[TEXTE À ÉTUDIER]

.....

Allez au contenu, Allez à la navigation

Crise subie par les éleveurs de porcs

12e législature

Question écrite n° 10681 de M. Roger Lagorsse (Tarn - SOC)

publiée dans le JO Sénat du 29/01/2004 - page 214

M. Roger Lagorsse souhaite attirer l'attention de M. le ministre de l'agriculture, de l'alimentation, de la pêche et des affaires rurales sur la crise sans précédent subie par les éleveurs de porcs. Au mois de décembre 2003, le marché du porc passait sous l'euro alors que, dans le même temps, les coûts de production ne cessent d'augmenter afin de satisfaire une légitime attente des consommateurs français de qualité et de sécurité alimentaire. L'ensemble de cette filière est gravement menacé, tout comme les emplois qu'elle induit, lorsque qu'aujourd'hui un éleveur français perd en moyenne 20 à 25 euros par porc. Pourtant certains intermédiaires tirent un profit très substantiel de cette filière ne permettant plus d'ignorer la question des marges pratiquées qui plane sur l'origine de cette crise. C'est pourquoi, il lui demande de lui indiquer les mesures urgentes qu'il envisage de prendre pour résoudre cette crise profonde.

.....

[DONNÉES FOURNIES]

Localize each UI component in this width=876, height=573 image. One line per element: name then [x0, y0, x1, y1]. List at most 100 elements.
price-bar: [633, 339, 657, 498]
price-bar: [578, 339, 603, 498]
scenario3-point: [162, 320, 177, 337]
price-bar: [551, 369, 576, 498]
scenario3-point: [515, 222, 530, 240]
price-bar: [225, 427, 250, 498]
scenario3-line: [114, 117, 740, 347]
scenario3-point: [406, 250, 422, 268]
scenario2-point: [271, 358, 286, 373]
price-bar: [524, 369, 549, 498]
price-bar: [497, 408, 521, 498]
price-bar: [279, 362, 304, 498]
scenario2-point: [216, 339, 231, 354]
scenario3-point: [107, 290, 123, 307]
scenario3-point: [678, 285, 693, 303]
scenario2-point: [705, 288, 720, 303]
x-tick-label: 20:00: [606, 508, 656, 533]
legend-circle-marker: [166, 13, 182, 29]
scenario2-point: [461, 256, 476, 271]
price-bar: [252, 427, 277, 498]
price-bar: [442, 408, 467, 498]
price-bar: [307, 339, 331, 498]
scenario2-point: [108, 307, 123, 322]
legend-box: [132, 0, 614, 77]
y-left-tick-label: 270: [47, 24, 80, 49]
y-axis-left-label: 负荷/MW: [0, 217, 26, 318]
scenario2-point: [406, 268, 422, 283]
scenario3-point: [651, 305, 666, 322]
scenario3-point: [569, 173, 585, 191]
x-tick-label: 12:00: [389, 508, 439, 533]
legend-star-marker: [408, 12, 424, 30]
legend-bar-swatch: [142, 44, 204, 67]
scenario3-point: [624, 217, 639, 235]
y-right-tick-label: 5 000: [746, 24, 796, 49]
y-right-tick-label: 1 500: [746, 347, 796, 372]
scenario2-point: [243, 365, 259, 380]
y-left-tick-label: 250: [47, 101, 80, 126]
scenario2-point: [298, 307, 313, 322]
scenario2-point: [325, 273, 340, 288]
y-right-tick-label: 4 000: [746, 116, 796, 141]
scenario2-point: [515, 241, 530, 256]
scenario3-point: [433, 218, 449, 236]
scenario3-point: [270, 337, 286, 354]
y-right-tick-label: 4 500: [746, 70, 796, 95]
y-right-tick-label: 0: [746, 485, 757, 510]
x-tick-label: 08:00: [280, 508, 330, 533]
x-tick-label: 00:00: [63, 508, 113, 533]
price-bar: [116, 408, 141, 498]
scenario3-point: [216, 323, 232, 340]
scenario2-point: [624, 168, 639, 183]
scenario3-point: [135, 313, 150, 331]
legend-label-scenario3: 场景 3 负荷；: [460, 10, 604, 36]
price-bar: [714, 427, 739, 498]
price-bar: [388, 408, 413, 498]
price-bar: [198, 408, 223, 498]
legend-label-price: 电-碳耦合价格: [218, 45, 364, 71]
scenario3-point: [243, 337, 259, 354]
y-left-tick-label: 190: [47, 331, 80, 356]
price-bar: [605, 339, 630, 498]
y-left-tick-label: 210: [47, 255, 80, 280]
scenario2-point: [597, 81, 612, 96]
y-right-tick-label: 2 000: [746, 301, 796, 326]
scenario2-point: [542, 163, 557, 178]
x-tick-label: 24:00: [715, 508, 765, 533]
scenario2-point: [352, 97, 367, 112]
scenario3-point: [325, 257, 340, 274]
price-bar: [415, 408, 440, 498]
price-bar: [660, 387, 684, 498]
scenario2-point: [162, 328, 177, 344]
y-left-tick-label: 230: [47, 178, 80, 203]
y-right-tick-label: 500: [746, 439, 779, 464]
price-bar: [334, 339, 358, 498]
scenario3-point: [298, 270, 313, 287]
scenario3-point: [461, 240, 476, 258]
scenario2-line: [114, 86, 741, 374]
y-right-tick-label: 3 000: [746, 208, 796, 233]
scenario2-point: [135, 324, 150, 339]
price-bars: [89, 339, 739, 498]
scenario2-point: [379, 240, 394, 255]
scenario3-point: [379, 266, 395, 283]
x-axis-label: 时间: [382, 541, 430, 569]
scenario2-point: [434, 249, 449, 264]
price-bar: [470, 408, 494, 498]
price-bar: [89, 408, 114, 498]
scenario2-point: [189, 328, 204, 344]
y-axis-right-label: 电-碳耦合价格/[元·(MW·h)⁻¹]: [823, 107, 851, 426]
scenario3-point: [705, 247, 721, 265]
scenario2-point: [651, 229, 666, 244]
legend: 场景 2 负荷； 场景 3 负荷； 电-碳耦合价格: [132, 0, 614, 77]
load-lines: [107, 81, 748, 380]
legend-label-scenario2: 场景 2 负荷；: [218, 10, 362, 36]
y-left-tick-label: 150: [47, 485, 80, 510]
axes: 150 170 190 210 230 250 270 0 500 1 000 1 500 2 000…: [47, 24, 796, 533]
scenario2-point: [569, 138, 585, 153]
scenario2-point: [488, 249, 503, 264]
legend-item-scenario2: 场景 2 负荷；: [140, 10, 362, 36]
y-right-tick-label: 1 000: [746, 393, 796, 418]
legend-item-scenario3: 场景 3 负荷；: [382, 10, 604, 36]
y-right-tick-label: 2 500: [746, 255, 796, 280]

.....

[VOTRE TÂCHE]
D'après le texte à étudier, combien un éleveur français perd-il en moyenne par porc ? Répondez uniquement à partir du texte à étudier.

[RÉSULTAT DE LA TÂCHE]
Il perd en moyenne 20 à 25 euros par porc.